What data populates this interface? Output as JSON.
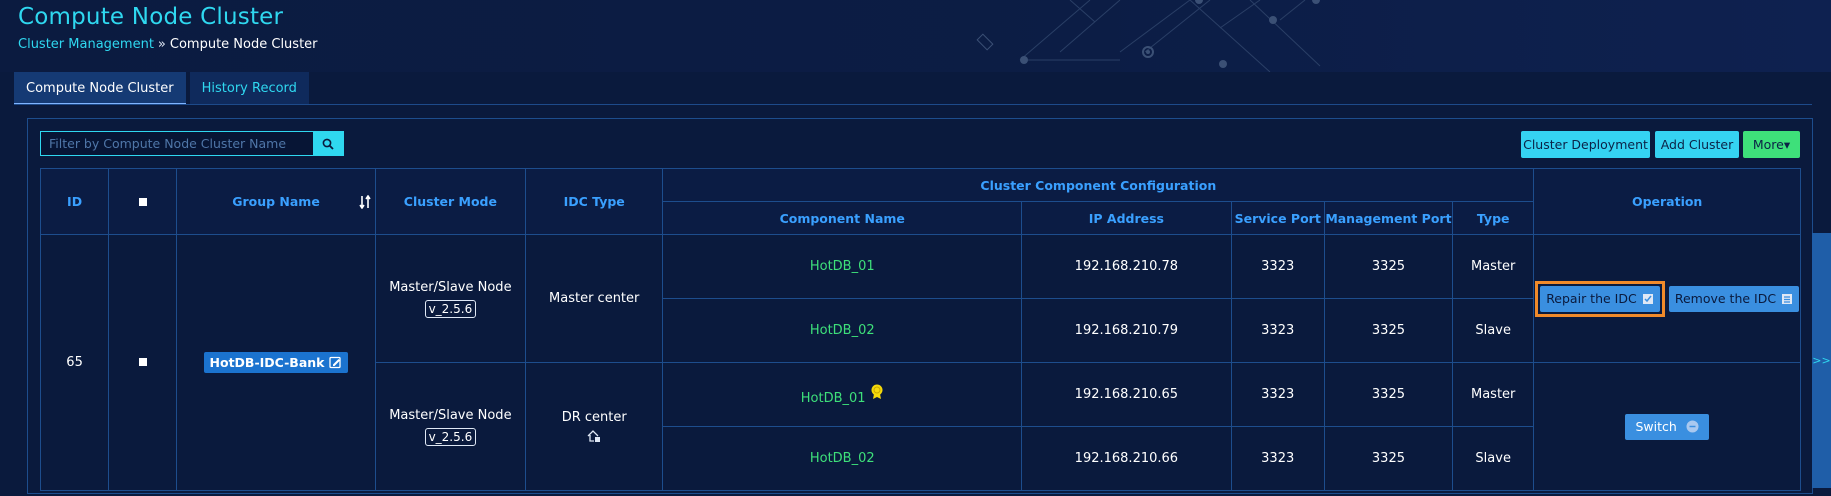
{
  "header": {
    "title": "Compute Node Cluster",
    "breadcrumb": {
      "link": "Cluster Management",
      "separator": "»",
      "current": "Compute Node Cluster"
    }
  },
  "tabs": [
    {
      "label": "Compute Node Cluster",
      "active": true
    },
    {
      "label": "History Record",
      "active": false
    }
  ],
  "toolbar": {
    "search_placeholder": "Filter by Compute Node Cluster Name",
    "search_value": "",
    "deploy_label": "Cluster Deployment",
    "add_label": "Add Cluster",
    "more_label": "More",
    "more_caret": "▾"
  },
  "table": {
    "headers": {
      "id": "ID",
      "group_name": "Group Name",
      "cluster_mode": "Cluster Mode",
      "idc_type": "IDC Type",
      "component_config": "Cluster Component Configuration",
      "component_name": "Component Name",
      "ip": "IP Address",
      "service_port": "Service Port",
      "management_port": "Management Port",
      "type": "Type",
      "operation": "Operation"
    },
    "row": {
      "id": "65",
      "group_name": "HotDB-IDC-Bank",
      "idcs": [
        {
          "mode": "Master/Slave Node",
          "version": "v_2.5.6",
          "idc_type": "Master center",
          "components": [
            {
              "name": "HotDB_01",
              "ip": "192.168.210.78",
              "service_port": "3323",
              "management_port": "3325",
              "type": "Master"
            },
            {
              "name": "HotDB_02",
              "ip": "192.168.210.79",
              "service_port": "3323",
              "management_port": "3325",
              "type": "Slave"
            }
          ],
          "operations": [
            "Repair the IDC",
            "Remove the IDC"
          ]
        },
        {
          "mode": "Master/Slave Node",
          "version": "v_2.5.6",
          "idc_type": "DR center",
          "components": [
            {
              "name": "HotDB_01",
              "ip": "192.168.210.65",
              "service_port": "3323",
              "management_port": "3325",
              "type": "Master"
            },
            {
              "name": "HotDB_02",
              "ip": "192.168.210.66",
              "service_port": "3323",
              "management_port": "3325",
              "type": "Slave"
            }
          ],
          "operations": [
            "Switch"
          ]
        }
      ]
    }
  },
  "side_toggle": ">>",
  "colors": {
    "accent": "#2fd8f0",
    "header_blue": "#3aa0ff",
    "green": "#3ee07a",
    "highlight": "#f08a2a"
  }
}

---

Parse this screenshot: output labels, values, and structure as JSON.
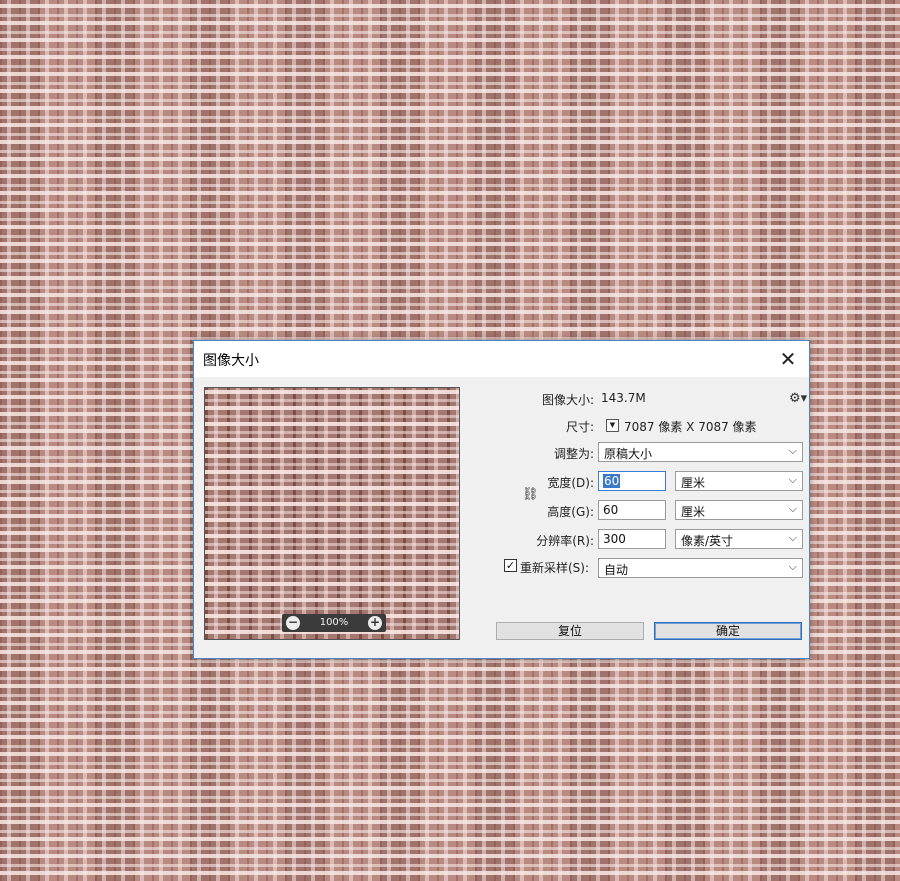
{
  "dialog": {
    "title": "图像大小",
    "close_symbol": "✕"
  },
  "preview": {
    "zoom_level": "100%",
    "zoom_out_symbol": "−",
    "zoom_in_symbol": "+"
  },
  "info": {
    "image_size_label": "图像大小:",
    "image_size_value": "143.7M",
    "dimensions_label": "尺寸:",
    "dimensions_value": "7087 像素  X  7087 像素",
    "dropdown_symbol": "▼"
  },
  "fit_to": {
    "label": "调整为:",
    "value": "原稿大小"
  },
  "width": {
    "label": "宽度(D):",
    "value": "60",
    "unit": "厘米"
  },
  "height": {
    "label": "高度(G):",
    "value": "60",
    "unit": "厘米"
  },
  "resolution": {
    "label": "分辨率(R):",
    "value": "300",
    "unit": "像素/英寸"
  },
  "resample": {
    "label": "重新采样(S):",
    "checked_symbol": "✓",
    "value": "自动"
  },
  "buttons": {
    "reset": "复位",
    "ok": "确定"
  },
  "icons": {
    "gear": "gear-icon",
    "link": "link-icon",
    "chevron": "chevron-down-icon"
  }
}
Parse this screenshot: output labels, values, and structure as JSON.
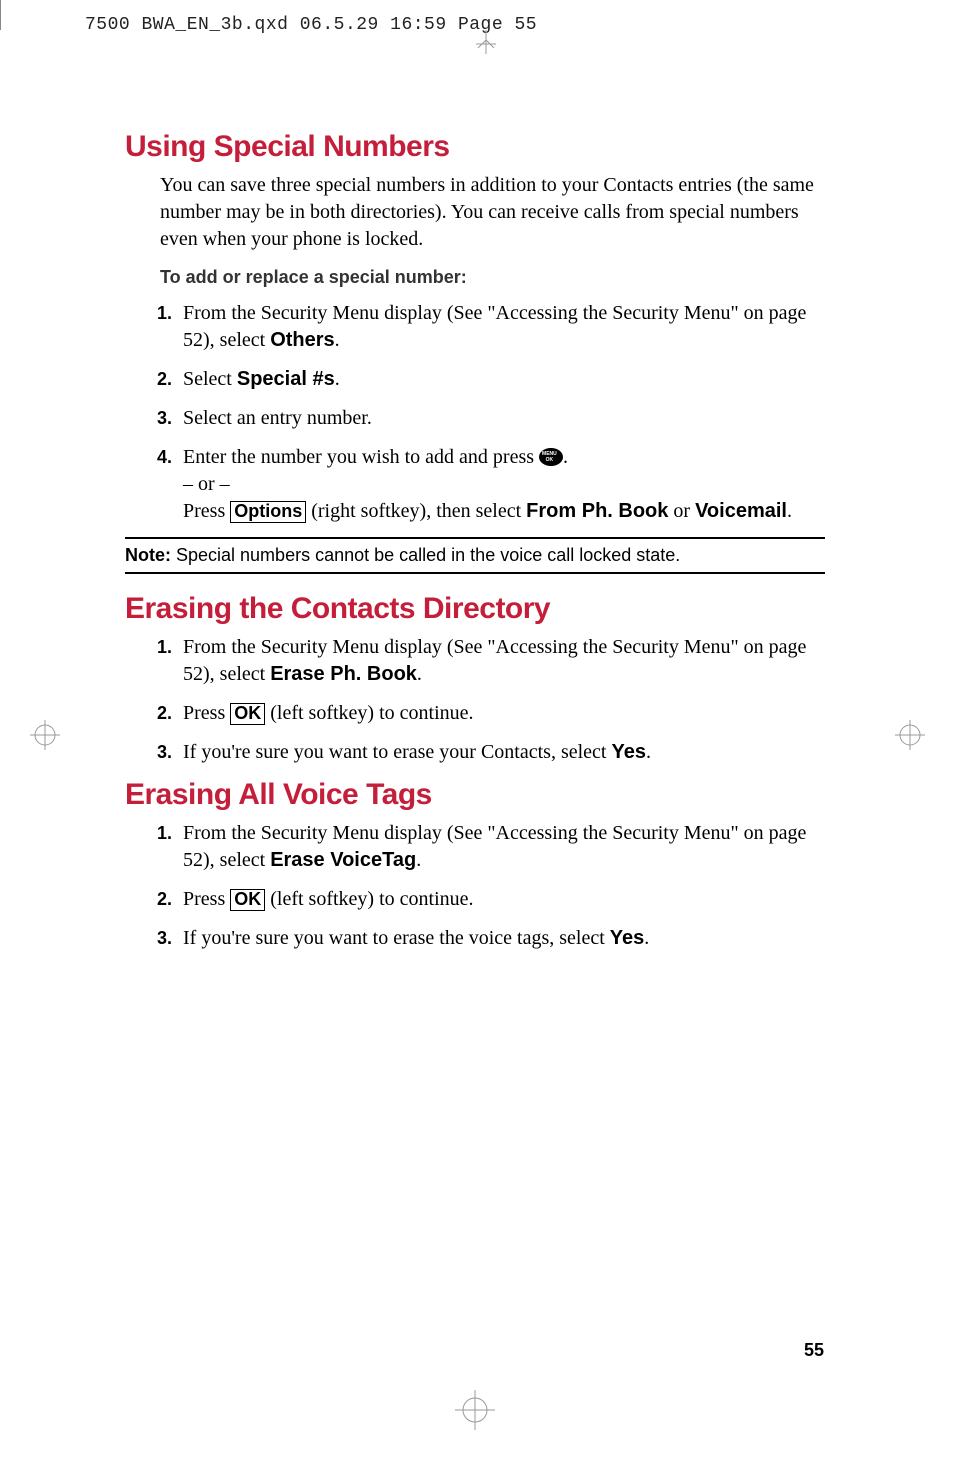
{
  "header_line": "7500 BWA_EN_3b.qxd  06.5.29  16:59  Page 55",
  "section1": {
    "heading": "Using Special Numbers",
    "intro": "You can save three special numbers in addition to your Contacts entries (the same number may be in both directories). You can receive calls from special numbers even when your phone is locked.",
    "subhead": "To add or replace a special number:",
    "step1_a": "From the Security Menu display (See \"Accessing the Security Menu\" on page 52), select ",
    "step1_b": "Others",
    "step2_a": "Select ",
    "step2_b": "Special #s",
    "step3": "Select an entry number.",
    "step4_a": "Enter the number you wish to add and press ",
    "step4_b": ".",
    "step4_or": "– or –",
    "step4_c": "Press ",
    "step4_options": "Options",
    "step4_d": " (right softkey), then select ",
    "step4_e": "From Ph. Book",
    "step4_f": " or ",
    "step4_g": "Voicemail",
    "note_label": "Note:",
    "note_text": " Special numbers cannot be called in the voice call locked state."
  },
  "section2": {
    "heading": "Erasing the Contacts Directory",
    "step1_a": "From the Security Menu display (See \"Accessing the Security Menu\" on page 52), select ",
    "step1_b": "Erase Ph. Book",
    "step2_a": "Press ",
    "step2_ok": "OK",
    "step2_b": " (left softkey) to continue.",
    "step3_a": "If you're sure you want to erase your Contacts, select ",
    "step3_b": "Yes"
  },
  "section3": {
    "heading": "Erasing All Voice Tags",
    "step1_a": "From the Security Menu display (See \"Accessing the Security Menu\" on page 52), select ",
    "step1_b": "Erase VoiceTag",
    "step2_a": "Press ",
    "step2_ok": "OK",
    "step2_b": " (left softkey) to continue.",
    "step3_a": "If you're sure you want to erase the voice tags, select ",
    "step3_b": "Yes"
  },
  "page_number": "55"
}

JOB:
Extract every line that has the string "want" in it.

EXPECTED ANSWER:
    "step3_a": "If you're sure you want to erase your Contacts, select ",
    "step3_a": "If you're sure you want to erase the voice tags, select ",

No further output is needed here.